*Task prompt*.
Leave out the pictures and repeat every record exactly.

*Information shown*.
++++

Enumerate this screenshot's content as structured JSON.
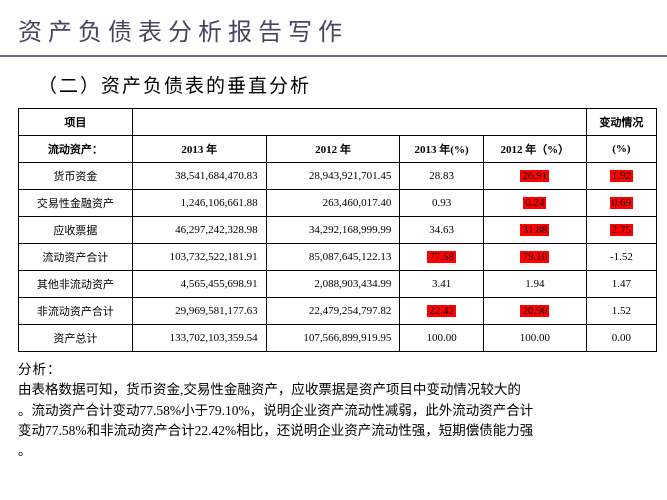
{
  "title": "资产负债表分析报告写作",
  "subtitle": "（二）资产负债表的垂直分析",
  "table": {
    "headers": {
      "col1": "项目",
      "change": "变动情况",
      "row2_label": "流动资产：",
      "y2013": "2013 年",
      "y2012": "2012 年",
      "y2013pct": "2013 年(%)",
      "y2012pct": "2012 年（%）",
      "changepct": "(%)"
    },
    "rows": [
      {
        "label": "货币资金",
        "v2013": "38,541,684,470.83",
        "v2012": "28,943,921,701.45",
        "p2013": "28.83",
        "p2012": "26.91",
        "chg": "1.92",
        "hl_p2012": true,
        "hl_chg": true
      },
      {
        "label": "交易性金融资产",
        "v2013": "1,246,106,661.88",
        "v2012": "263,460,017.40",
        "p2013": "0.93",
        "p2012": "0.24",
        "chg": "0.69",
        "hl_p2012": true,
        "hl_chg": true
      },
      {
        "label": "应收票据",
        "v2013": "46,297,242,328.98",
        "v2012": "34,292,168,999.99",
        "p2013": "34.63",
        "p2012": "31.88",
        "chg": "2.75",
        "hl_p2012": true,
        "hl_chg": true
      },
      {
        "label": "流动资产合计",
        "v2013": "103,732,522,181.91",
        "v2012": "85,087,645,122.13",
        "p2013": "77.58",
        "p2012": "79.10",
        "chg": "-1.52",
        "hl_p2013": true,
        "hl_p2012": true
      },
      {
        "label": "其他非流动资产",
        "v2013": "4,565,455,698.91",
        "v2012": "2,088,903,434.99",
        "p2013": "3.41",
        "p2012": "1.94",
        "chg": "1.47"
      },
      {
        "label": "非流动资产合计",
        "v2013": "29,969,581,177.63",
        "v2012": "22,479,254,797.82",
        "p2013": "22.42",
        "p2012": "20.90",
        "chg": "1.52",
        "hl_p2013": true,
        "hl_p2012": true
      },
      {
        "label": "资产总计",
        "v2013": "133,702,103,359.54",
        "v2012": "107,566,899,919.95",
        "p2013": "100.00",
        "p2012": "100.00",
        "chg": "0.00"
      }
    ]
  },
  "analysis": {
    "label": "分析：",
    "line1": "由表格数据可知，货币资金,交易性金融资产，应收票据是资产项目中变动情况较大的",
    "line2": "。流动资产合计变动77.58%小于79.10%，说明企业资产流动性减弱，此外流动资产合计",
    "line3": "变动77.58%和非流动资产合计22.42%相比，还说明企业资产流动性强，短期偿债能力强",
    "line4": "。"
  }
}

++++

*Written response*.
Enumerate this screenshot's content as structured JSON.
{
  "title": "资产负债表分析报告写作",
  "subtitle": "（二）资产负债表的垂直分析",
  "table": {
    "headers": {
      "col1": "项目",
      "change": "变动情况",
      "row2_label": "流动资产：",
      "y2013": "2013 年",
      "y2012": "2012 年",
      "y2013pct": "2013 年(%)",
      "y2012pct": "2012 年（%）",
      "changepct": "(%)"
    },
    "rows": [
      {
        "label": "货币资金",
        "v2013": "38,541,684,470.83",
        "v2012": "28,943,921,701.45",
        "p2013": "28.83",
        "p2012": "26.91",
        "chg": "1.92",
        "hl_p2012": true,
        "hl_chg": true
      },
      {
        "label": "交易性金融资产",
        "v2013": "1,246,106,661.88",
        "v2012": "263,460,017.40",
        "p2013": "0.93",
        "p2012": "0.24",
        "chg": "0.69",
        "hl_p2012": true,
        "hl_chg": true
      },
      {
        "label": "应收票据",
        "v2013": "46,297,242,328.98",
        "v2012": "34,292,168,999.99",
        "p2013": "34.63",
        "p2012": "31.88",
        "chg": "2.75",
        "hl_p2012": true,
        "hl_chg": true
      },
      {
        "label": "流动资产合计",
        "v2013": "103,732,522,181.91",
        "v2012": "85,087,645,122.13",
        "p2013": "77.58",
        "p2012": "79.10",
        "chg": "-1.52",
        "hl_p2013": true,
        "hl_p2012": true
      },
      {
        "label": "其他非流动资产",
        "v2013": "4,565,455,698.91",
        "v2012": "2,088,903,434.99",
        "p2013": "3.41",
        "p2012": "1.94",
        "chg": "1.47"
      },
      {
        "label": "非流动资产合计",
        "v2013": "29,969,581,177.63",
        "v2012": "22,479,254,797.82",
        "p2013": "22.42",
        "p2012": "20.90",
        "chg": "1.52",
        "hl_p2013": true,
        "hl_p2012": true
      },
      {
        "label": "资产总计",
        "v2013": "133,702,103,359.54",
        "v2012": "107,566,899,919.95",
        "p2013": "100.00",
        "p2012": "100.00",
        "chg": "0.00"
      }
    ]
  },
  "analysis": {
    "label": "分析：",
    "line1": "由表格数据可知，货币资金,交易性金融资产，应收票据是资产项目中变动情况较大的",
    "line2": "。流动资产合计变动77.58%小于79.10%，说明企业资产流动性减弱，此外流动资产合计",
    "line3": "变动77.58%和非流动资产合计22.42%相比，还说明企业资产流动性强，短期偿债能力强",
    "line4": "。"
  }
}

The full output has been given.